** START Data **

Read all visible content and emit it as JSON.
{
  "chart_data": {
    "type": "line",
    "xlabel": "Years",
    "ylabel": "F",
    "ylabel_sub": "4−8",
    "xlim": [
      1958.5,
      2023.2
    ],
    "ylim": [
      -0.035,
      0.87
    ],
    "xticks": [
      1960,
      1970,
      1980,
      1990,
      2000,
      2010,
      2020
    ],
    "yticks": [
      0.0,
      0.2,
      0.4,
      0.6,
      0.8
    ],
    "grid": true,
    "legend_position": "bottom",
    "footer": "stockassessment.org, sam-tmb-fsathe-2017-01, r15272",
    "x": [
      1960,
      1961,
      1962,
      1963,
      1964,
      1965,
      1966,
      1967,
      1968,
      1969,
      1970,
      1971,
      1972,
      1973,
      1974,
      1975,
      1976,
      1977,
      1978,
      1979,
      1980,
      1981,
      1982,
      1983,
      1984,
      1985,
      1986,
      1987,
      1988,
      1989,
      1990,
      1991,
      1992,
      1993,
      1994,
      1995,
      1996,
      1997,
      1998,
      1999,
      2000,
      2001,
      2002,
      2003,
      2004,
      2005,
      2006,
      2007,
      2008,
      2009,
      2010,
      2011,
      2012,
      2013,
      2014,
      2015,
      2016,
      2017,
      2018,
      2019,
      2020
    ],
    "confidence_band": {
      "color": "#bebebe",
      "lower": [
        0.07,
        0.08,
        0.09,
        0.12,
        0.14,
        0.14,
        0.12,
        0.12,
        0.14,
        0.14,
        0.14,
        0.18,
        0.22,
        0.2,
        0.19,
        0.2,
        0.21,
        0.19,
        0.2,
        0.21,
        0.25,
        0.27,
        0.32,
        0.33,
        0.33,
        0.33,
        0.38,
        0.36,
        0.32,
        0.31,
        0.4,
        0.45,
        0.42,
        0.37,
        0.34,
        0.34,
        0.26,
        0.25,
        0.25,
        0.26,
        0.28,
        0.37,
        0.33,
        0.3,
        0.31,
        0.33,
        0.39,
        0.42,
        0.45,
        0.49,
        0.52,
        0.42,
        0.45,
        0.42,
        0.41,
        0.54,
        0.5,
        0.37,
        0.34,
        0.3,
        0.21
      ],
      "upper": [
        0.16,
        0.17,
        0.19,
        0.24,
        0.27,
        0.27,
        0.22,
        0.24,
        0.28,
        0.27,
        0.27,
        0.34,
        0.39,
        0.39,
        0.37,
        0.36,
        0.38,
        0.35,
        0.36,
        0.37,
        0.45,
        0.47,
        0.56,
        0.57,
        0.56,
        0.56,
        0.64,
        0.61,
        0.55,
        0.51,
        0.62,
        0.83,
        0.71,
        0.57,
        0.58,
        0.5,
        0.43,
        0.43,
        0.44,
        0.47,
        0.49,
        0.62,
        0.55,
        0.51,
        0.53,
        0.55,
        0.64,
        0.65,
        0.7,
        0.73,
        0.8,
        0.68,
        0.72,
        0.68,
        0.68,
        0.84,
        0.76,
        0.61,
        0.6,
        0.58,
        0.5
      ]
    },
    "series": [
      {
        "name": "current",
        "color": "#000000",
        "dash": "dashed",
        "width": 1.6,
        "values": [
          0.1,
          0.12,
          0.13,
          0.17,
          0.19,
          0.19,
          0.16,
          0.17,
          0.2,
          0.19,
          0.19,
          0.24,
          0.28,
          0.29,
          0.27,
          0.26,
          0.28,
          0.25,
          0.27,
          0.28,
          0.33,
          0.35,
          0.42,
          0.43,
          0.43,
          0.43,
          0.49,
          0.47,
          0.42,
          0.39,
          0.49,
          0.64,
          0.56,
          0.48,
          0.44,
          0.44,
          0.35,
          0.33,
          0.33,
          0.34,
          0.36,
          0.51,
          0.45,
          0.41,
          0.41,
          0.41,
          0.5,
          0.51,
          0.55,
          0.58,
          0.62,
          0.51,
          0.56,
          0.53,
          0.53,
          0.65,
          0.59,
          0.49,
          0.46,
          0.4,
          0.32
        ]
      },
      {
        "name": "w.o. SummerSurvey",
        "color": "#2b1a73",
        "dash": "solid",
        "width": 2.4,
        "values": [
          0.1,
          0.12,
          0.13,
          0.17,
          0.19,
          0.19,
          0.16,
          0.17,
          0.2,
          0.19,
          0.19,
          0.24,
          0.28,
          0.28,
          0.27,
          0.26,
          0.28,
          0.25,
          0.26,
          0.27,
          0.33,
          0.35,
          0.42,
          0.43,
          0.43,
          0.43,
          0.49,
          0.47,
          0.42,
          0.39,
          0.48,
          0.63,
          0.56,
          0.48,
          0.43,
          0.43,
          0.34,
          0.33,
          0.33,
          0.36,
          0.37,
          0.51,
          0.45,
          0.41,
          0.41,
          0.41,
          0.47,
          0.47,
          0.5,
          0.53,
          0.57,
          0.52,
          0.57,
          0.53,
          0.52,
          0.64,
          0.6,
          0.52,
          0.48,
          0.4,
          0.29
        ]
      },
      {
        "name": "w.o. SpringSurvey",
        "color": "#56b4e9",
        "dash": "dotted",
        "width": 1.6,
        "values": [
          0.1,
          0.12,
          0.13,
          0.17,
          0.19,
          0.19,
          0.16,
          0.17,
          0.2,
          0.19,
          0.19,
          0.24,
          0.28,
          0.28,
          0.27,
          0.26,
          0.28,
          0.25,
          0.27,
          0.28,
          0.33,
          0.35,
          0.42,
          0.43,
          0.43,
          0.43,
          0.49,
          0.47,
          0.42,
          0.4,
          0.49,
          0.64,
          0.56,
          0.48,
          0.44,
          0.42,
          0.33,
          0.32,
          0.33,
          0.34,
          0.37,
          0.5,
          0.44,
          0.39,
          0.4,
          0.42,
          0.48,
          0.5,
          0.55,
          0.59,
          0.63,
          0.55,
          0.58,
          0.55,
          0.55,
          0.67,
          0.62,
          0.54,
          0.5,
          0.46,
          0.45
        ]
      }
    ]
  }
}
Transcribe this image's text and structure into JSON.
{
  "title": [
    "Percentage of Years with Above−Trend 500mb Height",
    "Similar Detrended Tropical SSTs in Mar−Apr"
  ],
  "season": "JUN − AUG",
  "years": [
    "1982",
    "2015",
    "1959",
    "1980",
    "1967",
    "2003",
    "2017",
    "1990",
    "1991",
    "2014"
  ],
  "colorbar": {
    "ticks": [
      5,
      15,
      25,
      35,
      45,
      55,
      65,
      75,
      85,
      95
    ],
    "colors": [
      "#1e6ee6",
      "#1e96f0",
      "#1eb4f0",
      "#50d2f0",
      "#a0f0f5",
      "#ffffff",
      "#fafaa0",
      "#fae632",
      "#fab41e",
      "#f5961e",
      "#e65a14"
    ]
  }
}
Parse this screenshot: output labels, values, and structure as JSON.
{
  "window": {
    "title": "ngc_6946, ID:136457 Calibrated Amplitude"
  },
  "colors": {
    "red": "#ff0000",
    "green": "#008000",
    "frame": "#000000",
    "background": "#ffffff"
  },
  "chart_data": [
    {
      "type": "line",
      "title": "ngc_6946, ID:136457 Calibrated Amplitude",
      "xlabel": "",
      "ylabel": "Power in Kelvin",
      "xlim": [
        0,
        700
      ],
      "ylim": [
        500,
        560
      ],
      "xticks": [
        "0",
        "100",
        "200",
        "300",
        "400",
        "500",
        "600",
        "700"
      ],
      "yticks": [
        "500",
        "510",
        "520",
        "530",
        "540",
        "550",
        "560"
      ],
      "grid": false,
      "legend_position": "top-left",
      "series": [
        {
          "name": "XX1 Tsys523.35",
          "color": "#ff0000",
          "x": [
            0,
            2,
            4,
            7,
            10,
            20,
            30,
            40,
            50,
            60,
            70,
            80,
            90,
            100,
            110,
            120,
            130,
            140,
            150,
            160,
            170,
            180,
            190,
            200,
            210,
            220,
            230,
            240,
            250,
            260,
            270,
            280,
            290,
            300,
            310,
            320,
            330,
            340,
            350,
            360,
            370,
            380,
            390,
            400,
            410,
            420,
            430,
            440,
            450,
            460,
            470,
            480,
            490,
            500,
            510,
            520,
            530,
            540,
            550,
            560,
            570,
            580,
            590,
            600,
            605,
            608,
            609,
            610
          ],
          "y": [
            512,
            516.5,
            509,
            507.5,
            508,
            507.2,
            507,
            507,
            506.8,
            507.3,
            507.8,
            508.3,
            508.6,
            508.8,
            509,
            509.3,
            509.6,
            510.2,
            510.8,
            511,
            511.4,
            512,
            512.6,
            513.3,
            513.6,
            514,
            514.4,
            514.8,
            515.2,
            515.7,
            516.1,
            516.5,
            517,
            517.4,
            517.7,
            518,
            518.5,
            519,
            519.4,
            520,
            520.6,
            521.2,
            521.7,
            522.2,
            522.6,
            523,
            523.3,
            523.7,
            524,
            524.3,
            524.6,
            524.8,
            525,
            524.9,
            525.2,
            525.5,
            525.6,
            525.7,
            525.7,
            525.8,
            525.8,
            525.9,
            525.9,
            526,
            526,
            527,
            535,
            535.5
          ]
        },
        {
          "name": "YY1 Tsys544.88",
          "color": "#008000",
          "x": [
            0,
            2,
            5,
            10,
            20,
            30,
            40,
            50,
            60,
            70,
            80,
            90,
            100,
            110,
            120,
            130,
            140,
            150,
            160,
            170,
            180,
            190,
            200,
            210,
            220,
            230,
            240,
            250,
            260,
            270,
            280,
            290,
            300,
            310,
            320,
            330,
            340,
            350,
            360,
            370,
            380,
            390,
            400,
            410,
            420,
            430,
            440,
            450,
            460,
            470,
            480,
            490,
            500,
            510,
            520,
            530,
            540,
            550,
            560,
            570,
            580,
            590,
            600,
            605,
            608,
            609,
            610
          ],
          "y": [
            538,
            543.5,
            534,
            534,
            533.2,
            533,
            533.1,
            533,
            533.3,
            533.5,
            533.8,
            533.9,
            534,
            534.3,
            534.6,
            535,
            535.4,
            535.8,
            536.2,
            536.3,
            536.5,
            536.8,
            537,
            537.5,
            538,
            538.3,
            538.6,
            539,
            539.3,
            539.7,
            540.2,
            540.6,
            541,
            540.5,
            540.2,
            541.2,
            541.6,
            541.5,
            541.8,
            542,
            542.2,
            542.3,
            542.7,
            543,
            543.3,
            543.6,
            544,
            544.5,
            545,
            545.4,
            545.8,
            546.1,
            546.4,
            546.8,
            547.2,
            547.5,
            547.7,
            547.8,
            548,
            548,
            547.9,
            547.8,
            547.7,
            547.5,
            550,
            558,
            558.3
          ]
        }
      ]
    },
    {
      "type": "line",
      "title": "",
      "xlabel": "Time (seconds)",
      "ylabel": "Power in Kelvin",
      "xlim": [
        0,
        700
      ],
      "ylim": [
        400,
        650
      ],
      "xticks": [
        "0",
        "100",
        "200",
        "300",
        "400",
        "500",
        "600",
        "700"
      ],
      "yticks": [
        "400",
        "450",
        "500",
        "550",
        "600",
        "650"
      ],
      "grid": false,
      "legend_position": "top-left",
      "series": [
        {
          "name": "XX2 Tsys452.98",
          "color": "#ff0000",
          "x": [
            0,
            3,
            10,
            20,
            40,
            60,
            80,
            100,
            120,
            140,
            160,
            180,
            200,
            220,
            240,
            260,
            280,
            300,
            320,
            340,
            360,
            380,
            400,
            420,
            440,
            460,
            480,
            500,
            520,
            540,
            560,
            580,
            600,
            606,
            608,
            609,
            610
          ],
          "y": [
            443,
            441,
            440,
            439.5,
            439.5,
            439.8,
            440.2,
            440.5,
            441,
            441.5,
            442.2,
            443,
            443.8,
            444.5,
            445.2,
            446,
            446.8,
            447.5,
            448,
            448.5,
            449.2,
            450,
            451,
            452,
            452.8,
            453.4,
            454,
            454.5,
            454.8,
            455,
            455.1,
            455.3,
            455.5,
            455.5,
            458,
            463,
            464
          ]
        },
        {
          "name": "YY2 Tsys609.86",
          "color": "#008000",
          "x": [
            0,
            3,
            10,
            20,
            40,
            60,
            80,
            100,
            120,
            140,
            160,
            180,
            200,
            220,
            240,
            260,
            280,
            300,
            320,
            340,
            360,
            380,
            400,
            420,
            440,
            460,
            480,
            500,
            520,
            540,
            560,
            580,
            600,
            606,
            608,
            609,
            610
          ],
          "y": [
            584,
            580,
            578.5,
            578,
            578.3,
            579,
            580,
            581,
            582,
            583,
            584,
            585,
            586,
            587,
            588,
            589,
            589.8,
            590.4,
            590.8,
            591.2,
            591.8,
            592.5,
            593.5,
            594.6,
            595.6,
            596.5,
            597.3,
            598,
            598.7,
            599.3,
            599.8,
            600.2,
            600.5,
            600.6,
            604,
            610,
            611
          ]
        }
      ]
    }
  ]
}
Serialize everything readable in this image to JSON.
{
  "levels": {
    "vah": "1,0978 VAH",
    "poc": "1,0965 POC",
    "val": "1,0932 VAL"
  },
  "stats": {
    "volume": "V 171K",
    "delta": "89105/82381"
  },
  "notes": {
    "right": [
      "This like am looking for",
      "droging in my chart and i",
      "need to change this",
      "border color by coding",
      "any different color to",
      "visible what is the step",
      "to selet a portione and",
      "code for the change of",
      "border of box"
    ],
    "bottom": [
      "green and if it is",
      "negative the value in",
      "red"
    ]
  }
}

** END Data **

▸ **Aim of the exercise**:
Within the entries above, work out how many lines contain the word "change". The number alone is the answer.

▸ **Written answer**:
2